Reproduce all of the records exactly.
Start LISTING
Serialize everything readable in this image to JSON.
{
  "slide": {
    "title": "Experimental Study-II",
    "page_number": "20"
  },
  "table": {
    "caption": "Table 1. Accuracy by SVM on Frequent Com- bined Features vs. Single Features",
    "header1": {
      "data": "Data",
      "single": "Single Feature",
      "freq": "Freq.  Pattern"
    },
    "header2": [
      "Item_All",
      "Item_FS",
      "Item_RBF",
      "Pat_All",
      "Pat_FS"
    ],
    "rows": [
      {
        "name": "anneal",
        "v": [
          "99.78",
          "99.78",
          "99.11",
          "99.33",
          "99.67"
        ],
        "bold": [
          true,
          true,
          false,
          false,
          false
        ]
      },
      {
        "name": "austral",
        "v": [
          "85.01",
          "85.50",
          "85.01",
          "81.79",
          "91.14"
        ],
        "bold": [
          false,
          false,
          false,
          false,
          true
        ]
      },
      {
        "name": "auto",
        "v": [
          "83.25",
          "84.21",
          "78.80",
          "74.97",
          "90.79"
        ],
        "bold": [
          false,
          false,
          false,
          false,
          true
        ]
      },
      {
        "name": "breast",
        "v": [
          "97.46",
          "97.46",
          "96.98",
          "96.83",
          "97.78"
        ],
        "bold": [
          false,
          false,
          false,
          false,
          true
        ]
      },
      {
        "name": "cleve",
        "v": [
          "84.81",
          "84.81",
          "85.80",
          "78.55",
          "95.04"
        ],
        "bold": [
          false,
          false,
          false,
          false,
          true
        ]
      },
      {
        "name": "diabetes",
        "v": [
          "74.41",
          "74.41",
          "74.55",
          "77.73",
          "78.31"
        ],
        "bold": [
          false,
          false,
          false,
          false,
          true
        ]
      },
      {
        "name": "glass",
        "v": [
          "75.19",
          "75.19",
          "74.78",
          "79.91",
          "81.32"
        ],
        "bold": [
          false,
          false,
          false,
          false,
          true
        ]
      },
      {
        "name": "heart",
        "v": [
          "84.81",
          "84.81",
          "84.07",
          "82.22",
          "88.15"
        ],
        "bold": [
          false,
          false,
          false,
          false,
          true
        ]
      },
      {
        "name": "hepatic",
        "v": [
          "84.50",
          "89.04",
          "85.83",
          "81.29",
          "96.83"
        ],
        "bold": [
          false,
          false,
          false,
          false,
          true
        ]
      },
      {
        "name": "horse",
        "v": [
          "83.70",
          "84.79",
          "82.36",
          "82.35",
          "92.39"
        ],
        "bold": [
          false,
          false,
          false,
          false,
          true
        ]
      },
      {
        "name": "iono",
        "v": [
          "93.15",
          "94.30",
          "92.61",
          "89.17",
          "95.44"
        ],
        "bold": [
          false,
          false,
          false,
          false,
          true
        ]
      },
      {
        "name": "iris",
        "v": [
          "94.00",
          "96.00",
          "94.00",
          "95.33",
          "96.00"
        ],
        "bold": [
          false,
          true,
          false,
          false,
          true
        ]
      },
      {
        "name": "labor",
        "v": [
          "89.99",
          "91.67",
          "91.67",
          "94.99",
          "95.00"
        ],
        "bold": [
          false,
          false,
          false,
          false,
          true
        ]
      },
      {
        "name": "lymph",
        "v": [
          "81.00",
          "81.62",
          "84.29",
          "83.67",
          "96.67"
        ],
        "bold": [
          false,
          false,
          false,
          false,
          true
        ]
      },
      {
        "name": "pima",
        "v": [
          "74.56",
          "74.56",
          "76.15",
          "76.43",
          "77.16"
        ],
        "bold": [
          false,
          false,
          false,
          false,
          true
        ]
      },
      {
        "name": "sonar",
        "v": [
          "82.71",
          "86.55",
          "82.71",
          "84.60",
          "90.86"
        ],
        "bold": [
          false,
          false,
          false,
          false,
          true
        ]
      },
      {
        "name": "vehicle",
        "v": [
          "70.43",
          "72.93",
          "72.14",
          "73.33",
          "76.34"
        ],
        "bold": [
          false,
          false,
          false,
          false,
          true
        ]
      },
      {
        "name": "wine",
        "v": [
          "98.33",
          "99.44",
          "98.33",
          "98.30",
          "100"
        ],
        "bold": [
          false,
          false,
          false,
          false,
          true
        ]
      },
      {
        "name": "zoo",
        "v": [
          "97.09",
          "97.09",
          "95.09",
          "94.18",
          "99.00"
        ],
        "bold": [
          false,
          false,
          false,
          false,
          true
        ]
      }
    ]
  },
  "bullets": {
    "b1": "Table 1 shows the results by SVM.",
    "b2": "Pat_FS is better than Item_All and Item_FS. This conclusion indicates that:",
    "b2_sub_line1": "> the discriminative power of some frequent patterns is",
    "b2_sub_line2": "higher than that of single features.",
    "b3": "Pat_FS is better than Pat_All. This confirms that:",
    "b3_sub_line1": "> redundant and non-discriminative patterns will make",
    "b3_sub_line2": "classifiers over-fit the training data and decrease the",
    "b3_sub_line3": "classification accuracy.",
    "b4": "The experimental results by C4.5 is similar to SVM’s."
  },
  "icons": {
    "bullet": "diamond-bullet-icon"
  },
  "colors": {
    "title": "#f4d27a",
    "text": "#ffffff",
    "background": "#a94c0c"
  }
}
End LISTING
WORKED SOLUTION:
Serialize everything readable in this image to JSON.
{
  "slide": {
    "title": "Experimental Study-II",
    "page_number": "20"
  },
  "table": {
    "caption": "Table 1. Accuracy by SVM on Frequent Com- bined Features vs. Single Features",
    "header1": {
      "data": "Data",
      "single": "Single Feature",
      "freq": "Freq.  Pattern"
    },
    "header2": [
      "Item_All",
      "Item_FS",
      "Item_RBF",
      "Pat_All",
      "Pat_FS"
    ],
    "rows": [
      {
        "name": "anneal",
        "v": [
          "99.78",
          "99.78",
          "99.11",
          "99.33",
          "99.67"
        ],
        "bold": [
          true,
          true,
          false,
          false,
          false
        ]
      },
      {
        "name": "austral",
        "v": [
          "85.01",
          "85.50",
          "85.01",
          "81.79",
          "91.14"
        ],
        "bold": [
          false,
          false,
          false,
          false,
          true
        ]
      },
      {
        "name": "auto",
        "v": [
          "83.25",
          "84.21",
          "78.80",
          "74.97",
          "90.79"
        ],
        "bold": [
          false,
          false,
          false,
          false,
          true
        ]
      },
      {
        "name": "breast",
        "v": [
          "97.46",
          "97.46",
          "96.98",
          "96.83",
          "97.78"
        ],
        "bold": [
          false,
          false,
          false,
          false,
          true
        ]
      },
      {
        "name": "cleve",
        "v": [
          "84.81",
          "84.81",
          "85.80",
          "78.55",
          "95.04"
        ],
        "bold": [
          false,
          false,
          false,
          false,
          true
        ]
      },
      {
        "name": "diabetes",
        "v": [
          "74.41",
          "74.41",
          "74.55",
          "77.73",
          "78.31"
        ],
        "bold": [
          false,
          false,
          false,
          false,
          true
        ]
      },
      {
        "name": "glass",
        "v": [
          "75.19",
          "75.19",
          "74.78",
          "79.91",
          "81.32"
        ],
        "bold": [
          false,
          false,
          false,
          false,
          true
        ]
      },
      {
        "name": "heart",
        "v": [
          "84.81",
          "84.81",
          "84.07",
          "82.22",
          "88.15"
        ],
        "bold": [
          false,
          false,
          false,
          false,
          true
        ]
      },
      {
        "name": "hepatic",
        "v": [
          "84.50",
          "89.04",
          "85.83",
          "81.29",
          "96.83"
        ],
        "bold": [
          false,
          false,
          false,
          false,
          true
        ]
      },
      {
        "name": "horse",
        "v": [
          "83.70",
          "84.79",
          "82.36",
          "82.35",
          "92.39"
        ],
        "bold": [
          false,
          false,
          false,
          false,
          true
        ]
      },
      {
        "name": "iono",
        "v": [
          "93.15",
          "94.30",
          "92.61",
          "89.17",
          "95.44"
        ],
        "bold": [
          false,
          false,
          false,
          false,
          true
        ]
      },
      {
        "name": "iris",
        "v": [
          "94.00",
          "96.00",
          "94.00",
          "95.33",
          "96.00"
        ],
        "bold": [
          false,
          true,
          false,
          false,
          true
        ]
      },
      {
        "name": "labor",
        "v": [
          "89.99",
          "91.67",
          "91.67",
          "94.99",
          "95.00"
        ],
        "bold": [
          false,
          false,
          false,
          false,
          true
        ]
      },
      {
        "name": "lymph",
        "v": [
          "81.00",
          "81.62",
          "84.29",
          "83.67",
          "96.67"
        ],
        "bold": [
          false,
          false,
          false,
          false,
          true
        ]
      },
      {
        "name": "pima",
        "v": [
          "74.56",
          "74.56",
          "76.15",
          "76.43",
          "77.16"
        ],
        "bold": [
          false,
          false,
          false,
          false,
          true
        ]
      },
      {
        "name": "sonar",
        "v": [
          "82.71",
          "86.55",
          "82.71",
          "84.60",
          "90.86"
        ],
        "bold": [
          false,
          false,
          false,
          false,
          true
        ]
      },
      {
        "name": "vehicle",
        "v": [
          "70.43",
          "72.93",
          "72.14",
          "73.33",
          "76.34"
        ],
        "bold": [
          false,
          false,
          false,
          false,
          true
        ]
      },
      {
        "name": "wine",
        "v": [
          "98.33",
          "99.44",
          "98.33",
          "98.30",
          "100"
        ],
        "bold": [
          false,
          false,
          false,
          false,
          true
        ]
      },
      {
        "name": "zoo",
        "v": [
          "97.09",
          "97.09",
          "95.09",
          "94.18",
          "99.00"
        ],
        "bold": [
          false,
          false,
          false,
          false,
          true
        ]
      }
    ]
  },
  "bullets": {
    "b1": "Table 1 shows the results by SVM.",
    "b2": "Pat_FS is better than Item_All and Item_FS. This conclusion indicates that:",
    "b2_sub_line1": "> the discriminative power of some frequent patterns is",
    "b2_sub_line2": "higher than that of single features.",
    "b3": "Pat_FS is better than Pat_All. This confirms that:",
    "b3_sub_line1": "> redundant and non-discriminative patterns will make",
    "b3_sub_line2": "classifiers over-fit the training data and decrease the",
    "b3_sub_line3": "classification accuracy.",
    "b4": "The experimental results by C4.5 is similar to SVM’s."
  },
  "icons": {
    "bullet": "diamond-bullet-icon"
  },
  "colors": {
    "title": "#f4d27a",
    "text": "#ffffff",
    "background": "#a94c0c"
  }
}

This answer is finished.